Produce the listing below again, exactly as shown.

-------------------------

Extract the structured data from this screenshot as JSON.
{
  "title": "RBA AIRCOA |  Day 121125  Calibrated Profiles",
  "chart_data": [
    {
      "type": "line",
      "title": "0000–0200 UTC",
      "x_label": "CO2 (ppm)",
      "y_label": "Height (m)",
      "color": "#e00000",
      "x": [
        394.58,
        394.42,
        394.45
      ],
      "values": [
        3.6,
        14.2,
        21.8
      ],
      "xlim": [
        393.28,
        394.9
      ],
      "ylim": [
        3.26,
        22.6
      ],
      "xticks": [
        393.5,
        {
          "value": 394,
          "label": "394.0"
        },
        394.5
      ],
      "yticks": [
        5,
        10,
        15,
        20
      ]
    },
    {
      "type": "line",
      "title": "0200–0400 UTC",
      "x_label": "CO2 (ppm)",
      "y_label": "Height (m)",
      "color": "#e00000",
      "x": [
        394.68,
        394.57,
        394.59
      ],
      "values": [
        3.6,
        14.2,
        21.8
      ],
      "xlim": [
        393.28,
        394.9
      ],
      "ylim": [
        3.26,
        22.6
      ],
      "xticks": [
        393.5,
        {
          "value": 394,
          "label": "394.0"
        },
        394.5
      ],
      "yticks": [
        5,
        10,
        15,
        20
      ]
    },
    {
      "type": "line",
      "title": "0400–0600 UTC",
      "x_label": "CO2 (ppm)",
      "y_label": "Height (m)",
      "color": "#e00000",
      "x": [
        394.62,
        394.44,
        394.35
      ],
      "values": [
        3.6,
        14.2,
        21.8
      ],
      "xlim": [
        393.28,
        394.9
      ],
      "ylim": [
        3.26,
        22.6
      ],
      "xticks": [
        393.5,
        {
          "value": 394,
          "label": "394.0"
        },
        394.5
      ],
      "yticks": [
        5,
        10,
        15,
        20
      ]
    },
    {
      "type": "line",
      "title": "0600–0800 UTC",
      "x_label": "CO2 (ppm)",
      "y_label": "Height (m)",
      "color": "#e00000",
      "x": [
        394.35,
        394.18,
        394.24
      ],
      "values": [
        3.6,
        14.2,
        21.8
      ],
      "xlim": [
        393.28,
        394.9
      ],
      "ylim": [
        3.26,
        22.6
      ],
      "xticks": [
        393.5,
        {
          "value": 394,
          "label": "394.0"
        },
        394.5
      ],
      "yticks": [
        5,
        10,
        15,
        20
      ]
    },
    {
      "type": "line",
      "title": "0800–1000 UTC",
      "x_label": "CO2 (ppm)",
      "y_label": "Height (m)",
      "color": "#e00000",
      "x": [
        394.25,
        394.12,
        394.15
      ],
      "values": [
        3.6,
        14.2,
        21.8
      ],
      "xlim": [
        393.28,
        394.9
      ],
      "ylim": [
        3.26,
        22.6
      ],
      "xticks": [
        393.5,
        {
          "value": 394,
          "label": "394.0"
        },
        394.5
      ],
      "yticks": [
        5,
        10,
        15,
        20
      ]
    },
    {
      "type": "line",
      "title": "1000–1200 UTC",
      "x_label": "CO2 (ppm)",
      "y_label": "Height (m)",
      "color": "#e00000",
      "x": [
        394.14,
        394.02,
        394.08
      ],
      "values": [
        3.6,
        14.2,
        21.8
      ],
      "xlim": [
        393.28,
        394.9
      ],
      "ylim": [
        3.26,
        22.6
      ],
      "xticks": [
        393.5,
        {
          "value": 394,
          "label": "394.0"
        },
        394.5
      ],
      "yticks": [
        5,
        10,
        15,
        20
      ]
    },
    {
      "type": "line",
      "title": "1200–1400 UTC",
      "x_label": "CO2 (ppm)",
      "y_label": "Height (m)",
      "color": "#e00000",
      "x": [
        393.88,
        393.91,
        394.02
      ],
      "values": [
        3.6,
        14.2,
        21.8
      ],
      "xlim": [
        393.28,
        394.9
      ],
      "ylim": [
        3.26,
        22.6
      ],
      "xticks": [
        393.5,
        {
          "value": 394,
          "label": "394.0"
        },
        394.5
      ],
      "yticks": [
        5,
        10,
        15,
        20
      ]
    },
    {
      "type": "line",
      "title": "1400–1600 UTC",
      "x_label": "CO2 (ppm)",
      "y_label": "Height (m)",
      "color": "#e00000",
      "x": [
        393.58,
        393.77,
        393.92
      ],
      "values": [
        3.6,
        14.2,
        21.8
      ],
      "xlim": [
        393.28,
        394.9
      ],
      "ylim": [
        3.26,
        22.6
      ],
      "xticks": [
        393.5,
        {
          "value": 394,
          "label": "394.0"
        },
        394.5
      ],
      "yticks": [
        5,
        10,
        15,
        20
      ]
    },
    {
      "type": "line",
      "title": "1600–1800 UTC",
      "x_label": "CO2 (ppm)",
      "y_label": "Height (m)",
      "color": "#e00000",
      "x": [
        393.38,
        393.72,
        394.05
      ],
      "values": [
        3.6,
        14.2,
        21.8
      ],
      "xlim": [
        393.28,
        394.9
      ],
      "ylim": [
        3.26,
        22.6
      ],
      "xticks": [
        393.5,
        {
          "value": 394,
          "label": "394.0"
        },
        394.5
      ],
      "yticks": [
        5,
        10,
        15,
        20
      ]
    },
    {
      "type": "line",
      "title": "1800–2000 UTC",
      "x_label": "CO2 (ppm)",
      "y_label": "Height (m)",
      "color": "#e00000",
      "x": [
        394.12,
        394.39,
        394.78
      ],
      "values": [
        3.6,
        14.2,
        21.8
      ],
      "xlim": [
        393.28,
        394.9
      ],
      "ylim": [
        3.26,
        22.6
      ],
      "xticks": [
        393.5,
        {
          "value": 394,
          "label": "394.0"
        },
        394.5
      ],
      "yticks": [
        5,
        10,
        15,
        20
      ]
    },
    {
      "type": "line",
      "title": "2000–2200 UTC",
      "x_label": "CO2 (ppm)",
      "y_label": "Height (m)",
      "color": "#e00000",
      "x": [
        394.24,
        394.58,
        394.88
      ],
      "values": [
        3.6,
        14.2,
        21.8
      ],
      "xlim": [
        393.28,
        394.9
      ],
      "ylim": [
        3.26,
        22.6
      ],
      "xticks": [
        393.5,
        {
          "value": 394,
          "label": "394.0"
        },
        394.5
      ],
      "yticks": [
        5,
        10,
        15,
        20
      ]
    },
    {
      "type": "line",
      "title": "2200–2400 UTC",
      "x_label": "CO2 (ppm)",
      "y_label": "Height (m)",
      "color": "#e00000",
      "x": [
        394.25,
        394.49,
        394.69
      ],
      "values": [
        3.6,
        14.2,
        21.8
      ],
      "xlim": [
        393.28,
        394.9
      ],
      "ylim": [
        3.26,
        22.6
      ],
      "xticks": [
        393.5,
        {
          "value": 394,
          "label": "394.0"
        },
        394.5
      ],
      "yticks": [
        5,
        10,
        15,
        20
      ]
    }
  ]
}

-------------------------

__TASK OUTPUT__:
Extract the structured data from this screenshot as JSON.
{
  "title": "RBA AIRCOA |  Day 121125  Calibrated Profiles",
  "chart_data": [
    {
      "type": "line",
      "title": "0000–0200 UTC",
      "x_label": "CO2 (ppm)",
      "y_label": "Height (m)",
      "color": "#e00000",
      "x": [
        394.58,
        394.42,
        394.45
      ],
      "values": [
        3.6,
        14.2,
        21.8
      ],
      "xlim": [
        393.28,
        394.9
      ],
      "ylim": [
        3.26,
        22.6
      ],
      "xticks": [
        393.5,
        {
          "value": 394,
          "label": "394.0"
        },
        394.5
      ],
      "yticks": [
        5,
        10,
        15,
        20
      ]
    },
    {
      "type": "line",
      "title": "0200–0400 UTC",
      "x_label": "CO2 (ppm)",
      "y_label": "Height (m)",
      "color": "#e00000",
      "x": [
        394.68,
        394.57,
        394.59
      ],
      "values": [
        3.6,
        14.2,
        21.8
      ],
      "xlim": [
        393.28,
        394.9
      ],
      "ylim": [
        3.26,
        22.6
      ],
      "xticks": [
        393.5,
        {
          "value": 394,
          "label": "394.0"
        },
        394.5
      ],
      "yticks": [
        5,
        10,
        15,
        20
      ]
    },
    {
      "type": "line",
      "title": "0400–0600 UTC",
      "x_label": "CO2 (ppm)",
      "y_label": "Height (m)",
      "color": "#e00000",
      "x": [
        394.62,
        394.44,
        394.35
      ],
      "values": [
        3.6,
        14.2,
        21.8
      ],
      "xlim": [
        393.28,
        394.9
      ],
      "ylim": [
        3.26,
        22.6
      ],
      "xticks": [
        393.5,
        {
          "value": 394,
          "label": "394.0"
        },
        394.5
      ],
      "yticks": [
        5,
        10,
        15,
        20
      ]
    },
    {
      "type": "line",
      "title": "0600–0800 UTC",
      "x_label": "CO2 (ppm)",
      "y_label": "Height (m)",
      "color": "#e00000",
      "x": [
        394.35,
        394.18,
        394.24
      ],
      "values": [
        3.6,
        14.2,
        21.8
      ],
      "xlim": [
        393.28,
        394.9
      ],
      "ylim": [
        3.26,
        22.6
      ],
      "xticks": [
        393.5,
        {
          "value": 394,
          "label": "394.0"
        },
        394.5
      ],
      "yticks": [
        5,
        10,
        15,
        20
      ]
    },
    {
      "type": "line",
      "title": "0800–1000 UTC",
      "x_label": "CO2 (ppm)",
      "y_label": "Height (m)",
      "color": "#e00000",
      "x": [
        394.25,
        394.12,
        394.15
      ],
      "values": [
        3.6,
        14.2,
        21.8
      ],
      "xlim": [
        393.28,
        394.9
      ],
      "ylim": [
        3.26,
        22.6
      ],
      "xticks": [
        393.5,
        {
          "value": 394,
          "label": "394.0"
        },
        394.5
      ],
      "yticks": [
        5,
        10,
        15,
        20
      ]
    },
    {
      "type": "line",
      "title": "1000–1200 UTC",
      "x_label": "CO2 (ppm)",
      "y_label": "Height (m)",
      "color": "#e00000",
      "x": [
        394.14,
        394.02,
        394.08
      ],
      "values": [
        3.6,
        14.2,
        21.8
      ],
      "xlim": [
        393.28,
        394.9
      ],
      "ylim": [
        3.26,
        22.6
      ],
      "xticks": [
        393.5,
        {
          "value": 394,
          "label": "394.0"
        },
        394.5
      ],
      "yticks": [
        5,
        10,
        15,
        20
      ]
    },
    {
      "type": "line",
      "title": "1200–1400 UTC",
      "x_label": "CO2 (ppm)",
      "y_label": "Height (m)",
      "color": "#e00000",
      "x": [
        393.88,
        393.91,
        394.02
      ],
      "values": [
        3.6,
        14.2,
        21.8
      ],
      "xlim": [
        393.28,
        394.9
      ],
      "ylim": [
        3.26,
        22.6
      ],
      "xticks": [
        393.5,
        {
          "value": 394,
          "label": "394.0"
        },
        394.5
      ],
      "yticks": [
        5,
        10,
        15,
        20
      ]
    },
    {
      "type": "line",
      "title": "1400–1600 UTC",
      "x_label": "CO2 (ppm)",
      "y_label": "Height (m)",
      "color": "#e00000",
      "x": [
        393.58,
        393.77,
        393.92
      ],
      "values": [
        3.6,
        14.2,
        21.8
      ],
      "xlim": [
        393.28,
        394.9
      ],
      "ylim": [
        3.26,
        22.6
      ],
      "xticks": [
        393.5,
        {
          "value": 394,
          "label": "394.0"
        },
        394.5
      ],
      "yticks": [
        5,
        10,
        15,
        20
      ]
    },
    {
      "type": "line",
      "title": "1600–1800 UTC",
      "x_label": "CO2 (ppm)",
      "y_label": "Height (m)",
      "color": "#e00000",
      "x": [
        393.38,
        393.72,
        394.05
      ],
      "values": [
        3.6,
        14.2,
        21.8
      ],
      "xlim": [
        393.28,
        394.9
      ],
      "ylim": [
        3.26,
        22.6
      ],
      "xticks": [
        393.5,
        {
          "value": 394,
          "label": "394.0"
        },
        394.5
      ],
      "yticks": [
        5,
        10,
        15,
        20
      ]
    },
    {
      "type": "line",
      "title": "1800–2000 UTC",
      "x_label": "CO2 (ppm)",
      "y_label": "Height (m)",
      "color": "#e00000",
      "x": [
        394.12,
        394.39,
        394.78
      ],
      "values": [
        3.6,
        14.2,
        21.8
      ],
      "xlim": [
        393.28,
        394.9
      ],
      "ylim": [
        3.26,
        22.6
      ],
      "xticks": [
        393.5,
        {
          "value": 394,
          "label": "394.0"
        },
        394.5
      ],
      "yticks": [
        5,
        10,
        15,
        20
      ]
    },
    {
      "type": "line",
      "title": "2000–2200 UTC",
      "x_label": "CO2 (ppm)",
      "y_label": "Height (m)",
      "color": "#e00000",
      "x": [
        394.24,
        394.58,
        394.88
      ],
      "values": [
        3.6,
        14.2,
        21.8
      ],
      "xlim": [
        393.28,
        394.9
      ],
      "ylim": [
        3.26,
        22.6
      ],
      "xticks": [
        393.5,
        {
          "value": 394,
          "label": "394.0"
        },
        394.5
      ],
      "yticks": [
        5,
        10,
        15,
        20
      ]
    },
    {
      "type": "line",
      "title": "2200–2400 UTC",
      "x_label": "CO2 (ppm)",
      "y_label": "Height (m)",
      "color": "#e00000",
      "x": [
        394.25,
        394.49,
        394.69
      ],
      "values": [
        3.6,
        14.2,
        21.8
      ],
      "xlim": [
        393.28,
        394.9
      ],
      "ylim": [
        3.26,
        22.6
      ],
      "xticks": [
        393.5,
        {
          "value": 394,
          "label": "394.0"
        },
        394.5
      ],
      "yticks": [
        5,
        10,
        15,
        20
      ]
    }
  ]
}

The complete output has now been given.